- Required work: Output the records exactly as they appear, with no pictures included.

- Dataset:
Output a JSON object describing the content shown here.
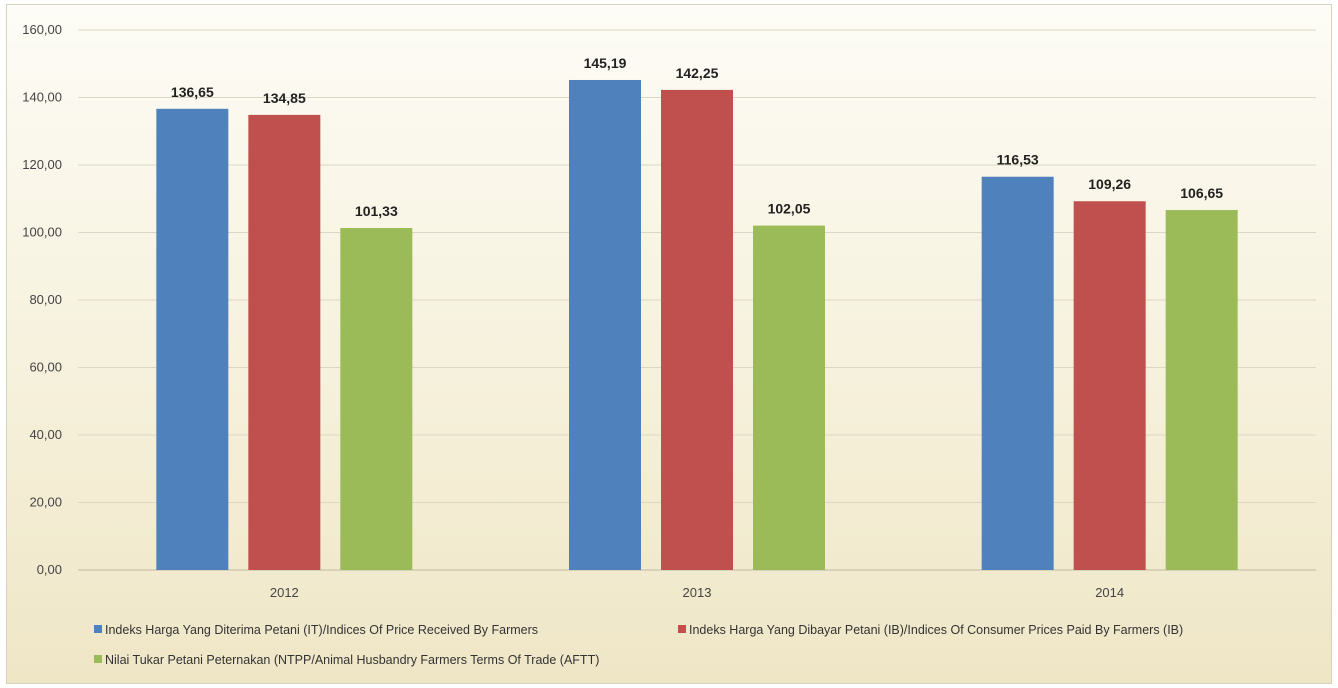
{
  "chart_data": {
    "type": "bar",
    "categories": [
      "2012",
      "2013",
      "2014"
    ],
    "series": [
      {
        "name": "Indeks Harga Yang Diterima Petani (IT)/Indices Of Price Received By  Farmers",
        "color": "#4f81bd",
        "values": [
          136.65,
          145.19,
          116.53
        ],
        "labels": [
          "136,65",
          "145,19",
          "116,53"
        ]
      },
      {
        "name": "Indeks Harga Yang Dibayar Petani (IB)/Indices Of Consumer Prices Paid By Farmers (IB)",
        "color": "#c0504d",
        "values": [
          134.85,
          142.25,
          109.26
        ],
        "labels": [
          "134,85",
          "142,25",
          "109,26"
        ]
      },
      {
        "name": "Nilai Tukar Petani Peternakan (NTPP/Animal Husbandry Farmers Terms Of Trade (AFTT)",
        "color": "#9bbb59",
        "values": [
          101.33,
          102.05,
          106.65
        ],
        "labels": [
          "101,33",
          "102,05",
          "106,65"
        ]
      }
    ],
    "ylim": [
      0,
      160
    ],
    "yticks": [
      "0,00",
      "20,00",
      "40,00",
      "60,00",
      "80,00",
      "100,00",
      "120,00",
      "140,00",
      "160,00"
    ],
    "grid": true,
    "legend_position": "bottom",
    "title": "",
    "xlabel": "",
    "ylabel": ""
  }
}
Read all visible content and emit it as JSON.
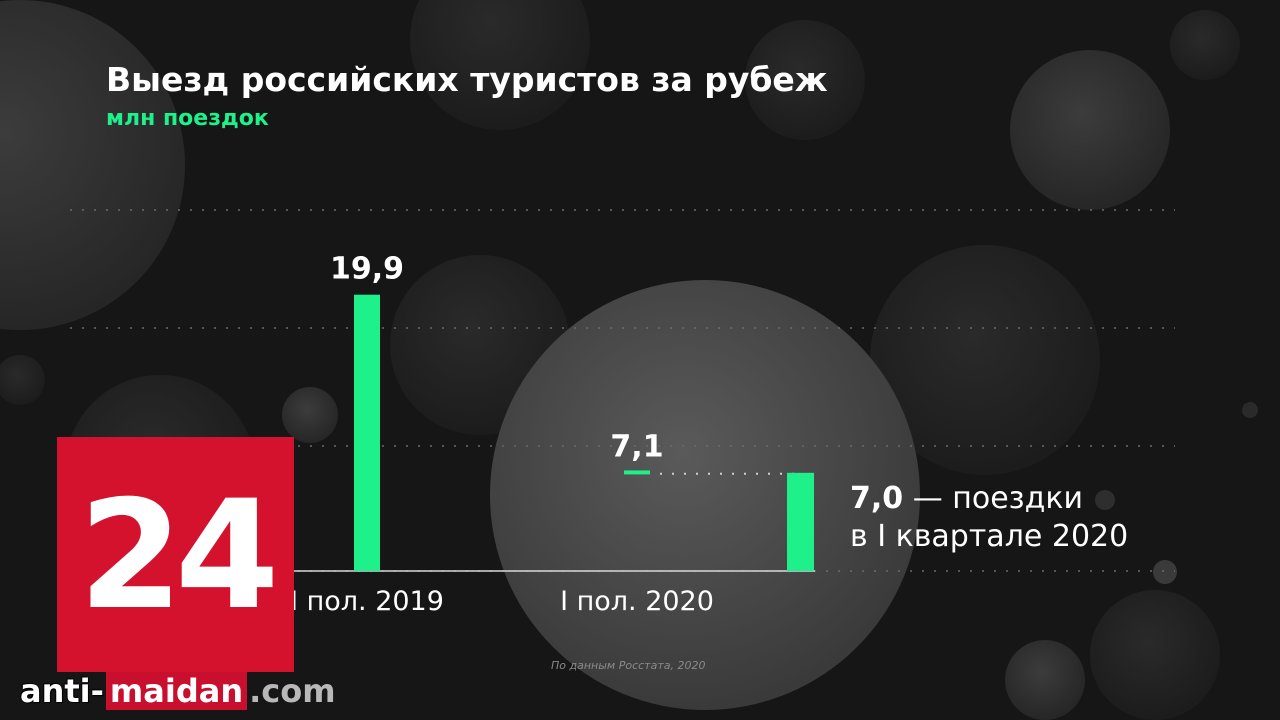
{
  "title": "Выезд российских туристов за рубеж",
  "subtitle": "млн поездок",
  "colors": {
    "accent": "#1ef08a",
    "logo_red": "#d4122d",
    "background": "#161616"
  },
  "chart_data": {
    "type": "bar",
    "categories": [
      "I пол. 2019",
      "I пол. 2020"
    ],
    "values": [
      19.9,
      7.1
    ],
    "value_labels": [
      "19,9",
      "7,1"
    ],
    "annotation": {
      "value": 7.0,
      "value_label": "7,0"
    },
    "ylim": [
      0,
      26
    ],
    "grid": true
  },
  "note": {
    "value": "7,0",
    "text_line1": "— поездки",
    "text_line2": "в I квартале 2020"
  },
  "source": "По данным Росстата, 2020",
  "logo": {
    "text": "24"
  },
  "watermark": {
    "part1": "anti-",
    "part2": "maidan",
    "part3": ".com"
  }
}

- Task answer:
Output a JSON object describing the content shown here.
{
  "chart_data": {
    "type": "bar",
    "categories": [
      "2012",
      "2013",
      "2014"
    ],
    "series": [
      {
        "name": "Indeks Harga Yang Diterima Petani (IT)/Indices Of Price Received By  Farmers",
        "color": "#4f81bd",
        "values": [
          136.65,
          145.19,
          116.53
        ],
        "labels": [
          "136,65",
          "145,19",
          "116,53"
        ]
      },
      {
        "name": "Indeks Harga Yang Dibayar Petani (IB)/Indices Of Consumer Prices Paid By Farmers (IB)",
        "color": "#c0504d",
        "values": [
          134.85,
          142.25,
          109.26
        ],
        "labels": [
          "134,85",
          "142,25",
          "109,26"
        ]
      },
      {
        "name": "Nilai Tukar Petani Peternakan (NTPP/Animal Husbandry Farmers Terms Of Trade (AFTT)",
        "color": "#9bbb59",
        "values": [
          101.33,
          102.05,
          106.65
        ],
        "labels": [
          "101,33",
          "102,05",
          "106,65"
        ]
      }
    ],
    "ylim": [
      0,
      160
    ],
    "yticks": [
      "0,00",
      "20,00",
      "40,00",
      "60,00",
      "80,00",
      "100,00",
      "120,00",
      "140,00",
      "160,00"
    ],
    "grid": true,
    "legend_position": "bottom",
    "title": "",
    "xlabel": "",
    "ylabel": ""
  }
}
Read all visible content and emit it as JSON.
{
  "title": "Выезд российских туристов за рубеж",
  "subtitle": "млн поездок",
  "colors": {
    "accent": "#1ef08a",
    "logo_red": "#d4122d",
    "background": "#161616"
  },
  "chart_data": {
    "type": "bar",
    "categories": [
      "I пол. 2019",
      "I пол. 2020"
    ],
    "values": [
      19.9,
      7.1
    ],
    "value_labels": [
      "19,9",
      "7,1"
    ],
    "annotation": {
      "value": 7.0,
      "value_label": "7,0"
    },
    "ylim": [
      0,
      26
    ],
    "grid": true
  },
  "note": {
    "value": "7,0",
    "text_line1": "— поездки",
    "text_line2": "в I квартале 2020"
  },
  "source": "По данным Росстата, 2020",
  "logo": {
    "text": "24"
  },
  "watermark": {
    "part1": "anti-",
    "part2": "maidan",
    "part3": ".com"
  }
}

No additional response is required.